(WHAT THE TASK ASKS): Retype each line exactly. Skip images.

(SUPPLIED MATERIAL):
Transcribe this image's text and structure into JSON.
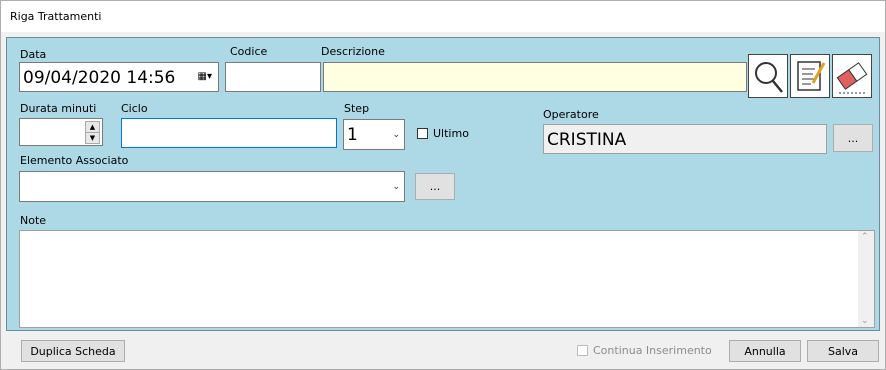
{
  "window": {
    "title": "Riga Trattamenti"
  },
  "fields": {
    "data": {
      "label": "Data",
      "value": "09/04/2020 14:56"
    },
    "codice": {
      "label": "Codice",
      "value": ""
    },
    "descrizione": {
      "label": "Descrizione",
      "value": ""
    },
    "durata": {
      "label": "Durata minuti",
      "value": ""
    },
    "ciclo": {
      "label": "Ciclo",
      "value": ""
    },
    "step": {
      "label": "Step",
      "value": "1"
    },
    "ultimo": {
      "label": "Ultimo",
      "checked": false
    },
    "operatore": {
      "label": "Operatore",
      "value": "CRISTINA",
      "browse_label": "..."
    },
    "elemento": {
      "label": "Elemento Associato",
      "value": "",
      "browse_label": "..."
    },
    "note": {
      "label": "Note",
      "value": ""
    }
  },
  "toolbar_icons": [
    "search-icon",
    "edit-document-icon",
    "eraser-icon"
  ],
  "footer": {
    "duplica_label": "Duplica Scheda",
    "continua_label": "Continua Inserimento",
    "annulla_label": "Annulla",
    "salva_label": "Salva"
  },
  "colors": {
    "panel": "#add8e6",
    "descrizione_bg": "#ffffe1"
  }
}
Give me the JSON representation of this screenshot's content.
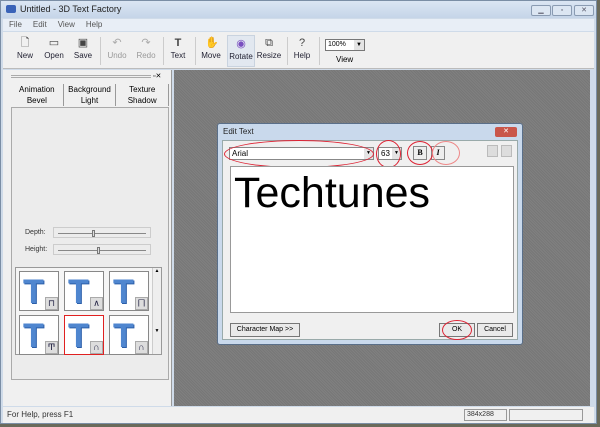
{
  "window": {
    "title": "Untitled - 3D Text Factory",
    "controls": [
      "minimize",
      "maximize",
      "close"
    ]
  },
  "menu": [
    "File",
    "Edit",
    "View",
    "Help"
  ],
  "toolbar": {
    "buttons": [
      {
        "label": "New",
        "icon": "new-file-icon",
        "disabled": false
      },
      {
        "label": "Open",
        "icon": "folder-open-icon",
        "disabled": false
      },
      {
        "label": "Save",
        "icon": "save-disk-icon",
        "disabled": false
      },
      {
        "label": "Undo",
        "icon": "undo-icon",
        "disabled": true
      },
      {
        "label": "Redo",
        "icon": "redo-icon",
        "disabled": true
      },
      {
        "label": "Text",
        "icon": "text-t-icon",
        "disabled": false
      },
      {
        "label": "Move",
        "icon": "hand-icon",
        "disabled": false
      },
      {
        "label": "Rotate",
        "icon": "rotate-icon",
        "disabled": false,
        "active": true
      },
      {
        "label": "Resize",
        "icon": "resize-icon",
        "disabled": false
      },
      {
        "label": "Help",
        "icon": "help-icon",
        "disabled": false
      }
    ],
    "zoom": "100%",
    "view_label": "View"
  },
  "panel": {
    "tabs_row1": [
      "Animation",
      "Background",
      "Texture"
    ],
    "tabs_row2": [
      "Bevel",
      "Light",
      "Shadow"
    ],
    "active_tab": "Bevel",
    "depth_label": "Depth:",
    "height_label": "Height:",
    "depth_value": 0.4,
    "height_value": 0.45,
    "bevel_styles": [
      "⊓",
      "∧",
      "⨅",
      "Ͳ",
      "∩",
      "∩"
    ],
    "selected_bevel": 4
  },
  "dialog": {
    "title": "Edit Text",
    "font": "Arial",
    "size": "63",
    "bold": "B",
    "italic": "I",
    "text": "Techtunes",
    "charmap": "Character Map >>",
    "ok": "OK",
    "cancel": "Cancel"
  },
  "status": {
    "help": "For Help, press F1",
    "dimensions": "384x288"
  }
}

(OUTPUT FOR THIS TASK):
Transcribe this image's text and structure into JSON.
{
  "window": {
    "title": "Riga Trattamenti"
  },
  "fields": {
    "data": {
      "label": "Data",
      "value": "09/04/2020 14:56"
    },
    "codice": {
      "label": "Codice",
      "value": ""
    },
    "descrizione": {
      "label": "Descrizione",
      "value": ""
    },
    "durata": {
      "label": "Durata minuti",
      "value": ""
    },
    "ciclo": {
      "label": "Ciclo",
      "value": ""
    },
    "step": {
      "label": "Step",
      "value": "1"
    },
    "ultimo": {
      "label": "Ultimo",
      "checked": false
    },
    "operatore": {
      "label": "Operatore",
      "value": "CRISTINA",
      "browse_label": "..."
    },
    "elemento": {
      "label": "Elemento Associato",
      "value": "",
      "browse_label": "..."
    },
    "note": {
      "label": "Note",
      "value": ""
    }
  },
  "toolbar_icons": [
    "search-icon",
    "edit-document-icon",
    "eraser-icon"
  ],
  "footer": {
    "duplica_label": "Duplica Scheda",
    "continua_label": "Continua Inserimento",
    "annulla_label": "Annulla",
    "salva_label": "Salva"
  },
  "colors": {
    "panel": "#add8e6",
    "descrizione_bg": "#ffffe1"
  }
}
Give me the JSON representation of this screenshot's content.
{
  "window": {
    "title": "Untitled - 3D Text Factory",
    "controls": [
      "minimize",
      "maximize",
      "close"
    ]
  },
  "menu": [
    "File",
    "Edit",
    "View",
    "Help"
  ],
  "toolbar": {
    "buttons": [
      {
        "label": "New",
        "icon": "new-file-icon",
        "disabled": false
      },
      {
        "label": "Open",
        "icon": "folder-open-icon",
        "disabled": false
      },
      {
        "label": "Save",
        "icon": "save-disk-icon",
        "disabled": false
      },
      {
        "label": "Undo",
        "icon": "undo-icon",
        "disabled": true
      },
      {
        "label": "Redo",
        "icon": "redo-icon",
        "disabled": true
      },
      {
        "label": "Text",
        "icon": "text-t-icon",
        "disabled": false
      },
      {
        "label": "Move",
        "icon": "hand-icon",
        "disabled": false
      },
      {
        "label": "Rotate",
        "icon": "rotate-icon",
        "disabled": false,
        "active": true
      },
      {
        "label": "Resize",
        "icon": "resize-icon",
        "disabled": false
      },
      {
        "label": "Help",
        "icon": "help-icon",
        "disabled": false
      }
    ],
    "zoom": "100%",
    "view_label": "View"
  },
  "panel": {
    "tabs_row1": [
      "Animation",
      "Background",
      "Texture"
    ],
    "tabs_row2": [
      "Bevel",
      "Light",
      "Shadow"
    ],
    "active_tab": "Bevel",
    "depth_label": "Depth:",
    "height_label": "Height:",
    "depth_value": 0.4,
    "height_value": 0.45,
    "bevel_styles": [
      "⊓",
      "∧",
      "⨅",
      "Ͳ",
      "∩",
      "∩"
    ],
    "selected_bevel": 4
  },
  "dialog": {
    "title": "Edit Text",
    "font": "Arial",
    "size": "63",
    "bold": "B",
    "italic": "I",
    "text": "Techtunes",
    "charmap": "Character Map >>",
    "ok": "OK",
    "cancel": "Cancel"
  },
  "status": {
    "help": "For Help, press F1",
    "dimensions": "384x288"
  }
}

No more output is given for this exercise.